## WRITTEN PROBLEM
What you return should match every record exactly, with the images removed.

## RECORDS FOR THE TASK
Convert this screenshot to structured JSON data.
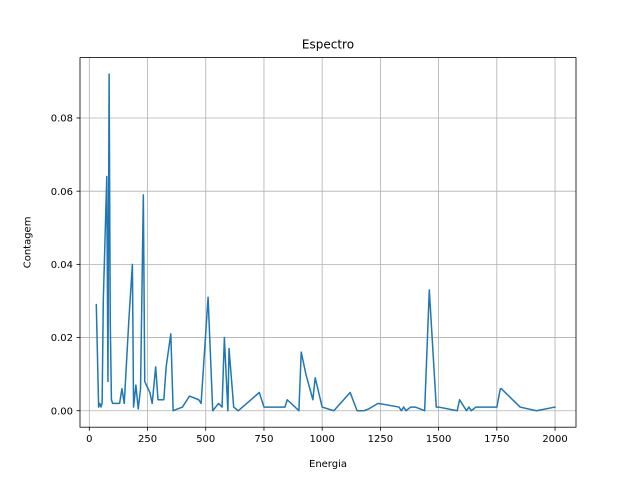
{
  "chart_data": {
    "type": "line",
    "title": "Espectro",
    "xlabel": "Energia",
    "ylabel": "Contagem",
    "xlim": [
      -40,
      2090
    ],
    "ylim": [
      -0.0045,
      0.0965
    ],
    "grid": true,
    "xticks": [
      0,
      250,
      500,
      750,
      1000,
      1250,
      1500,
      1750,
      2000
    ],
    "yticks": [
      0.0,
      0.02,
      0.04,
      0.06,
      0.08
    ],
    "ytick_labels": [
      "0.00",
      "0.02",
      "0.04",
      "0.06",
      "0.08"
    ],
    "series": [
      {
        "color": "#1f77b4",
        "x": [
          30,
          40,
          45,
          50,
          55,
          60,
          75,
          80,
          85,
          90,
          95,
          100,
          110,
          130,
          140,
          150,
          170,
          185,
          190,
          200,
          210,
          220,
          232,
          238,
          245,
          260,
          270,
          285,
          295,
          300,
          320,
          330,
          350,
          360,
          400,
          430,
          470,
          480,
          510,
          530,
          555,
          570,
          580,
          595,
          600,
          620,
          640,
          730,
          750,
          800,
          840,
          850,
          900,
          910,
          930,
          960,
          970,
          1000,
          1050,
          1120,
          1150,
          1180,
          1200,
          1240,
          1330,
          1340,
          1350,
          1360,
          1380,
          1400,
          1440,
          1460,
          1490,
          1500,
          1580,
          1590,
          1600,
          1620,
          1630,
          1640,
          1660,
          1750,
          1765,
          1770,
          1850,
          1920,
          2000
        ],
        "y": [
          0.029,
          0.001,
          0.002,
          0.001,
          0.002,
          0.03,
          0.064,
          0.008,
          0.092,
          0.024,
          0.003,
          0.002,
          0.002,
          0.002,
          0.006,
          0.002,
          0.025,
          0.04,
          0.001,
          0.007,
          0.0005,
          0.006,
          0.059,
          0.008,
          0.007,
          0.005,
          0.002,
          0.012,
          0.003,
          0.003,
          0.003,
          0.012,
          0.021,
          0.0,
          0.001,
          0.004,
          0.003,
          0.002,
          0.031,
          0.0,
          0.002,
          0.001,
          0.02,
          0.0,
          0.017,
          0.001,
          0.0,
          0.005,
          0.001,
          0.001,
          0.001,
          0.003,
          0.0,
          0.016,
          0.01,
          0.003,
          0.009,
          0.001,
          0.0,
          0.005,
          0.0,
          0.0,
          0.0005,
          0.002,
          0.001,
          0.0,
          0.001,
          0.0,
          0.001,
          0.001,
          0.0,
          0.033,
          0.001,
          0.001,
          0.0,
          0.003,
          0.002,
          0.0,
          0.001,
          0.0,
          0.001,
          0.001,
          0.006,
          0.006,
          0.001,
          0.0,
          0.001
        ]
      }
    ]
  }
}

## ANSWER FOR THE TASK
Convert this screenshot to structured JSON data.
{
  "chart_data": {
    "type": "line",
    "title": "Espectro",
    "xlabel": "Energia",
    "ylabel": "Contagem",
    "xlim": [
      -40,
      2090
    ],
    "ylim": [
      -0.0045,
      0.0965
    ],
    "grid": true,
    "xticks": [
      0,
      250,
      500,
      750,
      1000,
      1250,
      1500,
      1750,
      2000
    ],
    "yticks": [
      0.0,
      0.02,
      0.04,
      0.06,
      0.08
    ],
    "ytick_labels": [
      "0.00",
      "0.02",
      "0.04",
      "0.06",
      "0.08"
    ],
    "series": [
      {
        "color": "#1f77b4",
        "x": [
          30,
          40,
          45,
          50,
          55,
          60,
          75,
          80,
          85,
          90,
          95,
          100,
          110,
          130,
          140,
          150,
          170,
          185,
          190,
          200,
          210,
          220,
          232,
          238,
          245,
          260,
          270,
          285,
          295,
          300,
          320,
          330,
          350,
          360,
          400,
          430,
          470,
          480,
          510,
          530,
          555,
          570,
          580,
          595,
          600,
          620,
          640,
          730,
          750,
          800,
          840,
          850,
          900,
          910,
          930,
          960,
          970,
          1000,
          1050,
          1120,
          1150,
          1180,
          1200,
          1240,
          1330,
          1340,
          1350,
          1360,
          1380,
          1400,
          1440,
          1460,
          1490,
          1500,
          1580,
          1590,
          1600,
          1620,
          1630,
          1640,
          1660,
          1750,
          1765,
          1770,
          1850,
          1920,
          2000
        ],
        "y": [
          0.029,
          0.001,
          0.002,
          0.001,
          0.002,
          0.03,
          0.064,
          0.008,
          0.092,
          0.024,
          0.003,
          0.002,
          0.002,
          0.002,
          0.006,
          0.002,
          0.025,
          0.04,
          0.001,
          0.007,
          0.0005,
          0.006,
          0.059,
          0.008,
          0.007,
          0.005,
          0.002,
          0.012,
          0.003,
          0.003,
          0.003,
          0.012,
          0.021,
          0.0,
          0.001,
          0.004,
          0.003,
          0.002,
          0.031,
          0.0,
          0.002,
          0.001,
          0.02,
          0.0,
          0.017,
          0.001,
          0.0,
          0.005,
          0.001,
          0.001,
          0.001,
          0.003,
          0.0,
          0.016,
          0.01,
          0.003,
          0.009,
          0.001,
          0.0,
          0.005,
          0.0,
          0.0,
          0.0005,
          0.002,
          0.001,
          0.0,
          0.001,
          0.0,
          0.001,
          0.001,
          0.0,
          0.033,
          0.001,
          0.001,
          0.0,
          0.003,
          0.002,
          0.0,
          0.001,
          0.0,
          0.001,
          0.001,
          0.006,
          0.006,
          0.001,
          0.0,
          0.001
        ]
      }
    ]
  }
}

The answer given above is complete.